AIM. Identify the lines that contain the word "const", then copy them.

EXTRACTED ENTRIES.
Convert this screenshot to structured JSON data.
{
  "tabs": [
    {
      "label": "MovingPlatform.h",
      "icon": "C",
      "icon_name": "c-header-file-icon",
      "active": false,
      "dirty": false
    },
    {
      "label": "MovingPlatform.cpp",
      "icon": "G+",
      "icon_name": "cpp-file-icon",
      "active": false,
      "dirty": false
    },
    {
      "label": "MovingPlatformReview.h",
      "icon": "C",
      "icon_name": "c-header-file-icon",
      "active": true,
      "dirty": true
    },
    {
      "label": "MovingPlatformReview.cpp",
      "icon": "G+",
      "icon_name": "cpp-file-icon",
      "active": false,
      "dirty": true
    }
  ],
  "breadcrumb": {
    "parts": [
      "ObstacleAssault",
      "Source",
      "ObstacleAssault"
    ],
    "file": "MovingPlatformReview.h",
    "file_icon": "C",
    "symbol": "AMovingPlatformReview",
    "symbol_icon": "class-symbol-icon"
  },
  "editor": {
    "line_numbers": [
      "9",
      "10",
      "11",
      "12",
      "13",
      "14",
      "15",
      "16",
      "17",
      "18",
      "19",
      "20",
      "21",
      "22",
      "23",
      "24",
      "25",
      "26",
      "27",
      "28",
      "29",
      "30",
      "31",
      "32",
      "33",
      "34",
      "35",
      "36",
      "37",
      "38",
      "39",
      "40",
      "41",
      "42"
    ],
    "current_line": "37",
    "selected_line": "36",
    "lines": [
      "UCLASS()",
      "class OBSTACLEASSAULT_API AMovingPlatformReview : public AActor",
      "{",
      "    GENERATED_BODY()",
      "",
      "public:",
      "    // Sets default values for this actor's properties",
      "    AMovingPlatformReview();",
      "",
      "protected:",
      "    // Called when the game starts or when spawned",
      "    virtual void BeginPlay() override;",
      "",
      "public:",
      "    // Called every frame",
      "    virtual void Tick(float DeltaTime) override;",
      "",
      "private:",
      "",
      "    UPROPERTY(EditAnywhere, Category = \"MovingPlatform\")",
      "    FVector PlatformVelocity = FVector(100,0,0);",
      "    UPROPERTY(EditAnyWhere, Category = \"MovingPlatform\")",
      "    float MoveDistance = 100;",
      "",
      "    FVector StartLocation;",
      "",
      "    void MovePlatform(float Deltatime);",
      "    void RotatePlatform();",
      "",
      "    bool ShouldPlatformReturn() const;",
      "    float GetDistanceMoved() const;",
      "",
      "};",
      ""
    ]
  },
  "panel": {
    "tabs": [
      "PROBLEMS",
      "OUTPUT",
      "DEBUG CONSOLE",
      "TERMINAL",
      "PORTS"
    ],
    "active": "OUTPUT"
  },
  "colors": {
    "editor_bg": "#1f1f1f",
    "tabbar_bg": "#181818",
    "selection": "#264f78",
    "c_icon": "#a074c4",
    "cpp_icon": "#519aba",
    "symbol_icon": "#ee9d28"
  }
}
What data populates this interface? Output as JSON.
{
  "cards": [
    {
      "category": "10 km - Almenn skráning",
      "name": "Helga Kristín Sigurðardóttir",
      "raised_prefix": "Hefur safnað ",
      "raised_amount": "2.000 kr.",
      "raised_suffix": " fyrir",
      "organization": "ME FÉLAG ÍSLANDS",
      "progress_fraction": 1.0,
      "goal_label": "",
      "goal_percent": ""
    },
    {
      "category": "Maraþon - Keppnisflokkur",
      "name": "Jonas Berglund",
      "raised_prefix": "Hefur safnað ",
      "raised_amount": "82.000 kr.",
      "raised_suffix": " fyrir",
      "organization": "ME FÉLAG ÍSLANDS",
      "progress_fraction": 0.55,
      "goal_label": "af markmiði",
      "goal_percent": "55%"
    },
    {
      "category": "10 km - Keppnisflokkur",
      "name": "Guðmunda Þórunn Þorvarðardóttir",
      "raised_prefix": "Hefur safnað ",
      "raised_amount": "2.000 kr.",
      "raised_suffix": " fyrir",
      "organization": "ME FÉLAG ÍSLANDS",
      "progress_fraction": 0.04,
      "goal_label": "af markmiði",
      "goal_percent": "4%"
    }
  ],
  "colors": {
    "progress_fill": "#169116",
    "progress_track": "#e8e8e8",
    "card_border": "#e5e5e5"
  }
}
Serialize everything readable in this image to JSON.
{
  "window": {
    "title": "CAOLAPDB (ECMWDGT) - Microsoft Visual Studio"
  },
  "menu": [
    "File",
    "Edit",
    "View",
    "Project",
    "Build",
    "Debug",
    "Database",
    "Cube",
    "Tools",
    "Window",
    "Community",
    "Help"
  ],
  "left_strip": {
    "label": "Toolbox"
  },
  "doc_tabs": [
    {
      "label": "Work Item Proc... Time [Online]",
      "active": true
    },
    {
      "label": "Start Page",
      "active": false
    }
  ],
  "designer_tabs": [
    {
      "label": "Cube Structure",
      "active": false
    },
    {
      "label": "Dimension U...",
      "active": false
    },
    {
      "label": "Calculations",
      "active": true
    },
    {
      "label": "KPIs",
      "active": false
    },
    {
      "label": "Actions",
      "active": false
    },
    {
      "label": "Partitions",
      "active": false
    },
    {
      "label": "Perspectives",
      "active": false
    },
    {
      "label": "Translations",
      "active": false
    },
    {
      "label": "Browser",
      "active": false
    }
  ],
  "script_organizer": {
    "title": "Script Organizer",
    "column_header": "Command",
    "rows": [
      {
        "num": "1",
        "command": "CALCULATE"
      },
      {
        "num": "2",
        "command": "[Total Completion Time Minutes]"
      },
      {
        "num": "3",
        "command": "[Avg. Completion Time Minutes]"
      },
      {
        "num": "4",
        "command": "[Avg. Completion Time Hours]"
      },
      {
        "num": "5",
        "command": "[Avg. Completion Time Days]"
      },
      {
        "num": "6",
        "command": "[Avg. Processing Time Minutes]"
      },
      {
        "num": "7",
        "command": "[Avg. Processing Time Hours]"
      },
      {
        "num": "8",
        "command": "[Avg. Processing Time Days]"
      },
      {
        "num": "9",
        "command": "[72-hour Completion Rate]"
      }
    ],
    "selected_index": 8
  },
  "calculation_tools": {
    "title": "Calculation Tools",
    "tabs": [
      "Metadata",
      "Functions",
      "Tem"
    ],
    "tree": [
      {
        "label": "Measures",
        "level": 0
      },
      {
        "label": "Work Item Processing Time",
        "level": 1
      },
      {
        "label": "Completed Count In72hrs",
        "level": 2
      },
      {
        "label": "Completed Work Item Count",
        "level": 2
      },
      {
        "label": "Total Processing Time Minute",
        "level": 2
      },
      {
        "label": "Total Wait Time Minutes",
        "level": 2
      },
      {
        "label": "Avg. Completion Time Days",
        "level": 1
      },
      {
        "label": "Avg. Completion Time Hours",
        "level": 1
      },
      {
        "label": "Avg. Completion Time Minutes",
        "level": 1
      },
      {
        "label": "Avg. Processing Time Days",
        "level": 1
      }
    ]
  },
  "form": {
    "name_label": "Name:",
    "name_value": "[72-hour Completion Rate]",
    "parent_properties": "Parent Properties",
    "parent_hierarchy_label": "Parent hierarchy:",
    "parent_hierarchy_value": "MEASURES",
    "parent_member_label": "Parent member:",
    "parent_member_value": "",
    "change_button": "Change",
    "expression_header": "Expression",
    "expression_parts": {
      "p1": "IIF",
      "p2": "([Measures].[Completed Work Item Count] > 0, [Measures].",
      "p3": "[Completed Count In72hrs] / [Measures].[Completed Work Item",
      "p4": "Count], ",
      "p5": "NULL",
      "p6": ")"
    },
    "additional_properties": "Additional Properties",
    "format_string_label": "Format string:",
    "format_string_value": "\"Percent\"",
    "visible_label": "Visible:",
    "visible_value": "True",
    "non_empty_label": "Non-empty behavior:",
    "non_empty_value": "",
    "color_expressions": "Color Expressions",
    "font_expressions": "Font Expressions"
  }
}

RESPONSE.
      "    bool ShouldPlatformReturn() const;",
      "    float GetDistanceMoved() const;",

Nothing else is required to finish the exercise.